◆ Entries supplied:

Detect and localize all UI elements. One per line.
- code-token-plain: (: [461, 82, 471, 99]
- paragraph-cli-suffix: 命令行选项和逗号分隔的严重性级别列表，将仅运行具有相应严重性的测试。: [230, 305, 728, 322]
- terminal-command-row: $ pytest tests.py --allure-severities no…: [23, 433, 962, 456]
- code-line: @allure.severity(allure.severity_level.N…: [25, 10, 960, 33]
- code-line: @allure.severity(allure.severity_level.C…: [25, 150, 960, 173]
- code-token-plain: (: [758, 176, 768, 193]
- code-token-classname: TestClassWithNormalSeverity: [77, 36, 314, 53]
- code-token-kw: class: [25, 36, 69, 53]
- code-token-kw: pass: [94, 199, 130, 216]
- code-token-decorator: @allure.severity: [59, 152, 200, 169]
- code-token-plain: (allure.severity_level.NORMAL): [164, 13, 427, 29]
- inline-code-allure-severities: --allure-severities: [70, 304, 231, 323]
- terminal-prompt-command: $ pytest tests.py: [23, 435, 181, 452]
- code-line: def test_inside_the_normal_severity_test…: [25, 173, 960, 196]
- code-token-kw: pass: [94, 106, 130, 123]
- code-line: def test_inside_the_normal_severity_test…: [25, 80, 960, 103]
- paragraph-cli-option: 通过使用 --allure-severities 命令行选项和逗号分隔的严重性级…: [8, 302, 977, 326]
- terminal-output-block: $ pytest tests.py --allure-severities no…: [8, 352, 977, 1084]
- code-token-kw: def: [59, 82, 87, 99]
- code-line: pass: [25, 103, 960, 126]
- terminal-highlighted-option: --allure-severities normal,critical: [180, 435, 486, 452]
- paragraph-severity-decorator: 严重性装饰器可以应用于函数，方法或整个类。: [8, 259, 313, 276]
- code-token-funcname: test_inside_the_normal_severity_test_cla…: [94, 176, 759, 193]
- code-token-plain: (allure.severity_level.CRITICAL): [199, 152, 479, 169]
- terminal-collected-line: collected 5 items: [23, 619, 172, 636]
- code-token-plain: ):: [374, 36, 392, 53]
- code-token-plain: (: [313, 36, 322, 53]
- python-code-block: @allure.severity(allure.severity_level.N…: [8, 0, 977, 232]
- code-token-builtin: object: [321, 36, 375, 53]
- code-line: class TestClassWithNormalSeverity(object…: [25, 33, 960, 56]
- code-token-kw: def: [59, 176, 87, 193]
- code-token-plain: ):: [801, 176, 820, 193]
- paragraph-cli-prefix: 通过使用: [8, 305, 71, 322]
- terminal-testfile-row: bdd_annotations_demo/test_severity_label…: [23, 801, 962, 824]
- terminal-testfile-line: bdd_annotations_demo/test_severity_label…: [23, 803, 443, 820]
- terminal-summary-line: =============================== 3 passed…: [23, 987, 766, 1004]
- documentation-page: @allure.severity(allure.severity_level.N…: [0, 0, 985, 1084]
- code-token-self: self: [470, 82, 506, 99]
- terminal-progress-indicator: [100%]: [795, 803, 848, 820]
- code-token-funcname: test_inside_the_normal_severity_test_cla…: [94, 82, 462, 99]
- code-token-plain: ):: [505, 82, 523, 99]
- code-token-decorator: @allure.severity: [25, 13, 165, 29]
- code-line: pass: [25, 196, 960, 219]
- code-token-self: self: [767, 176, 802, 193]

◆ Request:
Format every line in the records above as a numbered list, leaving out any blank lines.

◆ Task result:
1. Detect and localize all UI elements. One per line.
2. - code-token-plain: (: [461, 82, 471, 99]
3. - paragraph-cli-suffix: 命令行选项和逗号分隔的严重性级别列表，将仅运行具有相应严重性的测试。: [230, 305, 728, 322]
4. - terminal-command-row: $ pytest tests.py --allure-severities no…: [23, 433, 962, 456]
5. - code-line: @allure.severity(allure.severity_level.N…: [25, 10, 960, 33]
6. - code-line: @allure.severity(allure.severity_level.C…: [25, 150, 960, 173]
7. - code-token-plain: (: [758, 176, 768, 193]
8. - code-token-classname: TestClassWithNormalSeverity: [77, 36, 314, 53]
9. - code-token-kw: class: [25, 36, 69, 53]
10. - code-token-kw: pass: [94, 199, 130, 216]
11. - code-token-decorator: @allure.severity: [59, 152, 200, 169]
12. - code-token-plain: (allure.severity_level.NORMAL): [164, 13, 427, 29]
13. - inline-code-allure-severities: --allure-severities: [70, 304, 231, 323]
14. - terminal-prompt-command: $ pytest tests.py: [23, 435, 181, 452]
15. - code-line: def test_inside_the_normal_severity_test…: [25, 173, 960, 196]
16. - code-token-kw: pass: [94, 106, 130, 123]
17. - code-line: def test_inside_the_normal_severity_test…: [25, 80, 960, 103]
18. - paragraph-cli-option: 通过使用 --allure-severities 命令行选项和逗号分隔的严重性级…: [8, 302, 977, 326]
19. - terminal-output-block: $ pytest tests.py --allure-severities no…: [8, 352, 977, 1084]
20. - code-token-kw: def: [59, 82, 87, 99]
21. - code-line: pass: [25, 103, 960, 126]
22. - terminal-highlighted-option: --allure-severities normal,critical: [180, 435, 486, 452]
23. - paragraph-severity-decorator: 严重性装饰器可以应用于函数，方法或整个类。: [8, 259, 313, 276]
24. - code-token-funcname: test_inside_the_normal_severity_test_cla…: [94, 176, 759, 193]
25. - code-token-plain: (allure.severity_level.CRITICAL): [199, 152, 479, 169]
26. - terminal-collected-line: collected 5 items: [23, 619, 172, 636]
27. - code-token-plain: ):: [374, 36, 392, 53]
28. - code-token-plain: (: [313, 36, 322, 53]
29. - python-code-block: @allure.severity(allure.severity_level.N…: [8, 0, 977, 232]
30. - code-token-builtin: object: [321, 36, 375, 53]
31. - code-line: class TestClassWithNormalSeverity(object…: [25, 33, 960, 56]
32. - code-token-kw: def: [59, 176, 87, 193]
33. - code-token-plain: ):: [801, 176, 820, 193]
34. - paragraph-cli-prefix: 通过使用: [8, 305, 71, 322]
35. - terminal-testfile-row: bdd_annotations_demo/test_severity_label…: [23, 801, 962, 824]
36. - terminal-testfile-line: bdd_annotations_demo/test_severity_label…: [23, 803, 443, 820]
37. - terminal-summary-line: =============================== 3 passed…: [23, 987, 766, 1004]
38. - documentation-page: @allure.severity(allure.severity_level.N…: [0, 0, 985, 1084]
39. - code-token-self: self: [470, 82, 506, 99]
40. - terminal-progress-indicator: [100%]: [795, 803, 848, 820]
41. - code-token-funcname: test_inside_the_normal_severity_test_cla…: [94, 82, 462, 99]
42. - code-token-plain: ):: [505, 82, 523, 99]
43. - code-token-decorator: @allure.severity: [25, 13, 165, 29]
44. - code-line: pass: [25, 196, 960, 219]
45. - code-token-self: self: [767, 176, 802, 193]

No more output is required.